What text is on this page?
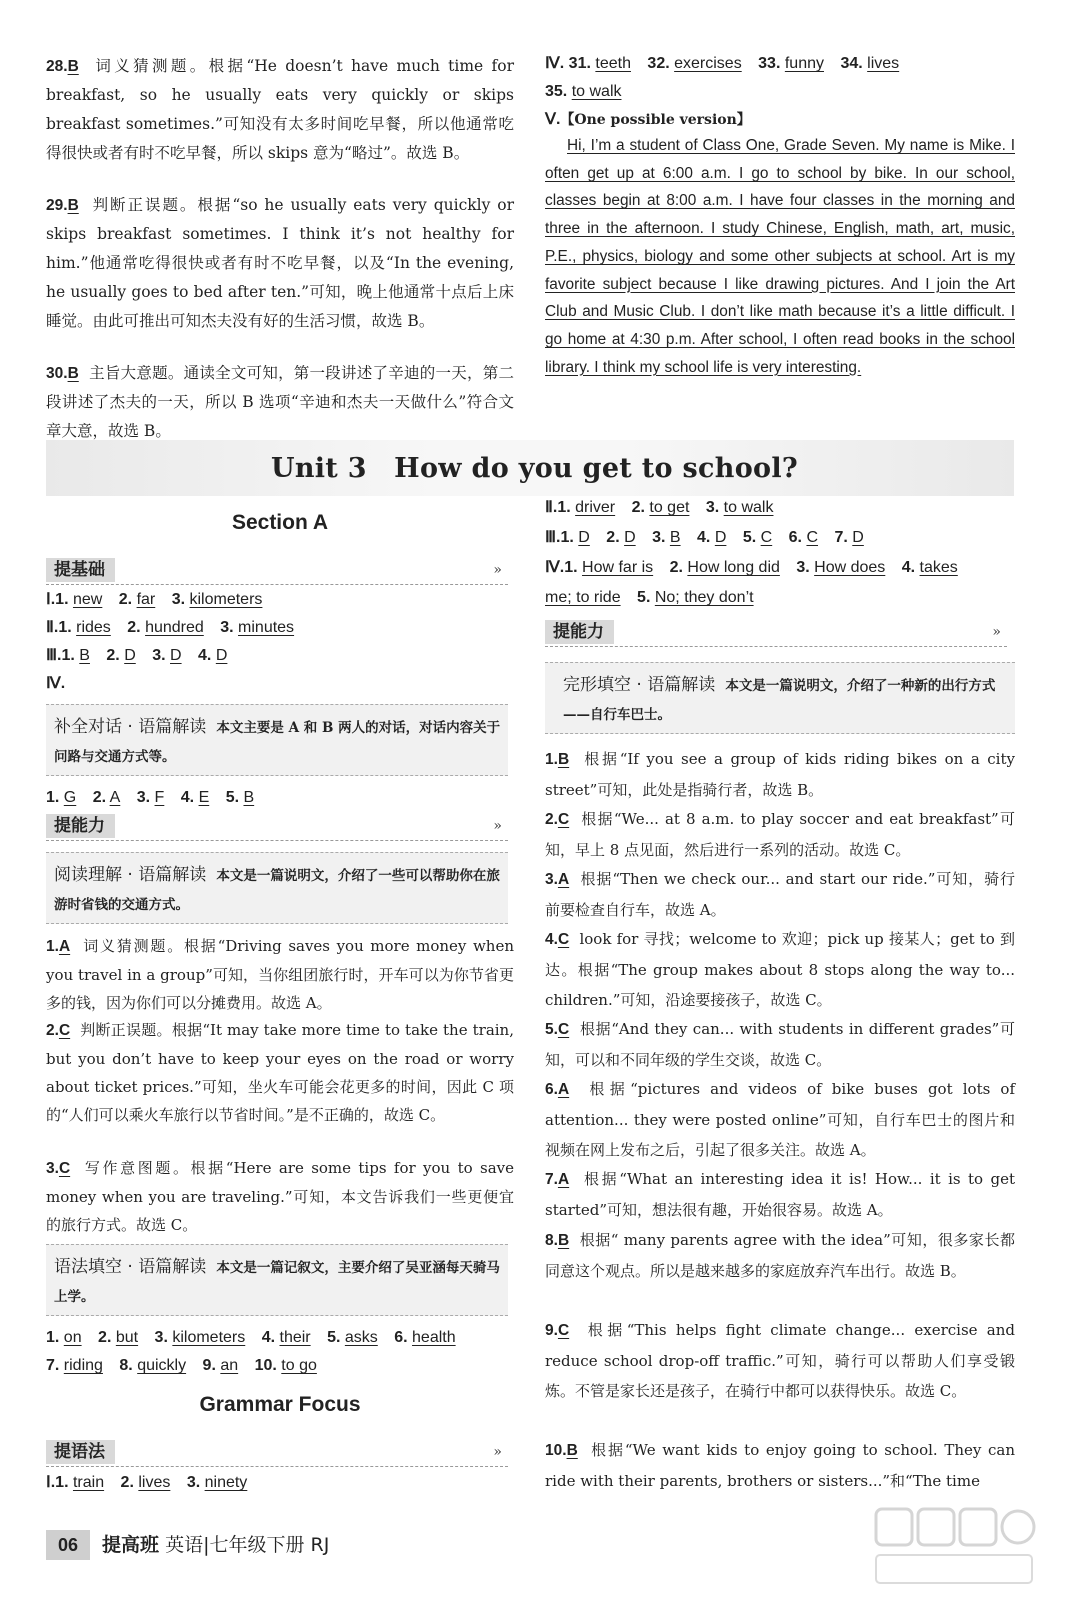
28.B 词义猜测题。根据“He doesn’t have much time for breakfast, so he usually eats very quickly or skips breakfast sometimes.”可知没有太多时间吃早餐，所以他通常吃得很快或者有时不吃早餐，所以 skips 意为“略过”。故选 B。
29.B 判断正误题。根据“so he usually eats very quickly or skips breakfast sometimes. I think it’s not healthy for him.”他通常吃得很快或者有时不吃早餐，以及“In the evening, he usually goes to bed after ten.”可知，晚上他通常十点后上床睡觉。由此可推出可知杰夫没有好的生活习惯，故选 B。
30.B 主旨大意题。通读全文可知，第一段讲述了辛迪的一天，第二段讲述了杰夫的一天，所以 B 选项“辛迪和杰夫一天做什么”符合文章大意，故选 B。
Ⅳ. 31. teeth 32. exercises 33. funny 34. lives
35. to walk
Ⅴ.【One possible version】
Hi, I’m a student of Class One, Grade Seven. My name is Mike. I often get up at 6:00 a.m. I go to school by bike. In our school, classes begin at 8:00 a.m. I have four classes in the morning and three in the afternoon. I study Chinese, English, math, art, music, P.E., physics, biology and some other subjects at school. Art is my favorite subject because I like drawing pictures. And I join the Art Club and Music Club. I don’t like math because it’s a little difficult. I go home at 4:30 p.m. After school, I often read books in the school library. I think my school life is very interesting.
Unit 3　How do you get to school?
Section A
提基础	»
Ⅰ.1. new 2. far 3. kilometers
Ⅱ.1. rides 2. hundred 3. minutes
Ⅲ.1. B 2. D 3. D 4. D
Ⅳ.
补全对话 · 语篇解读 本文主要是 A 和 B 两人的对话，对话内容关于问路与交通方式等。
1. G 2. A 3. F 4. E 5. B
提能力	»
阅读理解 · 语篇解读 本文是一篇说明文，介绍了一些可以帮助你在旅游时省钱的交通方式。
1.A 词义猜测题。根据“Driving saves you more money when you travel in a group”可知，当你组团旅行时，开车可以为你节省更多的钱，因为你们可以分摊费用。故选 A。
2.C 判断正误题。根据“It may take more time to take the train, but you don’t have to keep your eyes on the road or worry about ticket prices.”可知，坐火车可能会花更多的时间，因此 C 项的“人们可以乘火车旅行以节省时间。”是不正确的，故选 C。
3.C 写作意图题。根据“Here are some tips for you to save money when you are traveling.”可知，本文告诉我们一些更便宜的旅行方式。故选 C。
语法填空 · 语篇解读 本文是一篇记叙文，主要介绍了吴亚涵每天骑马上学。
1. on 2. but 3. kilometers 4. their 5. asks 6. health
7. riding 8. quickly 9. an 10. to go
Grammar Focus
提语法	»
Ⅰ.1. train 2. lives 3. ninety
Ⅱ.1. driver 2. to get 3. to walk
Ⅲ.1. D 2. D 3. B 4. D 5. C 6. C 7. D
Ⅳ.1. How far is 2. How long did 3. How does 4. takes
me; to ride 5. No; they don’t
提能力	»
完形填空 · 语篇解读 本文是一篇说明文，介绍了一种新的出行方式——自行车巴士。
1.B 根据“If you see a group of kids riding bikes on a city street”可知，此处是指骑行者，故选 B。
2.C 根据“We... at 8 a.m. to play soccer and eat breakfast”可知，早上 8 点见面，然后进行一系列的活动。故选 C。
3.A 根据“Then we check our... and start our ride.”可知，骑行前要检查自行车，故选 A。
4.C look for 寻找；welcome to 欢迎；pick up 接某人；get to 到达。根据“The group makes about 8 stops along the way to... children.”可知，沿途要接孩子，故选 C。
5.C 根据“And they can... with students in different grades”可知，可以和不同年级的学生交谈，故选 C。
6.A 根据“pictures and videos of bike buses got lots of attention... they were posted online”可知，自行车巴士的图片和视频在网上发布之后，引起了很多关注。故选 A。
7.A 根据“What an interesting idea it is! How... it is to get started”可知，想法很有趣，开始很容易。故选 A。
8.B 根据“ many parents agree with the idea”可知，很多家长都同意这个观点。所以是越来越多的家庭放弃汽车出行。故选 B。
9.C 根据“This helps fight climate change... exercise and reduce school drop-off traffic.”可知，骑行可以帮助人们享受锻炼。不管是家长还是孩子，在骑行中都可以获得快乐。故选 C。
10.B 根据“We want kids to enjoy going to school. They can ride with their parents, brothers or sisters...”和“The time
06	提高班 英语|七年级下册 RJ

> **Task description**
Look through the listing above. Pick out each line with "kids" and copy it.

> **Task solution**
1.B 根据“If you see a group of kids riding bikes on a city street”可知，此处是指骑行者，故选 B。
10.B 根据“We want kids to enjoy going to school. They can ride with their parents, brothers or sisters...”和“The time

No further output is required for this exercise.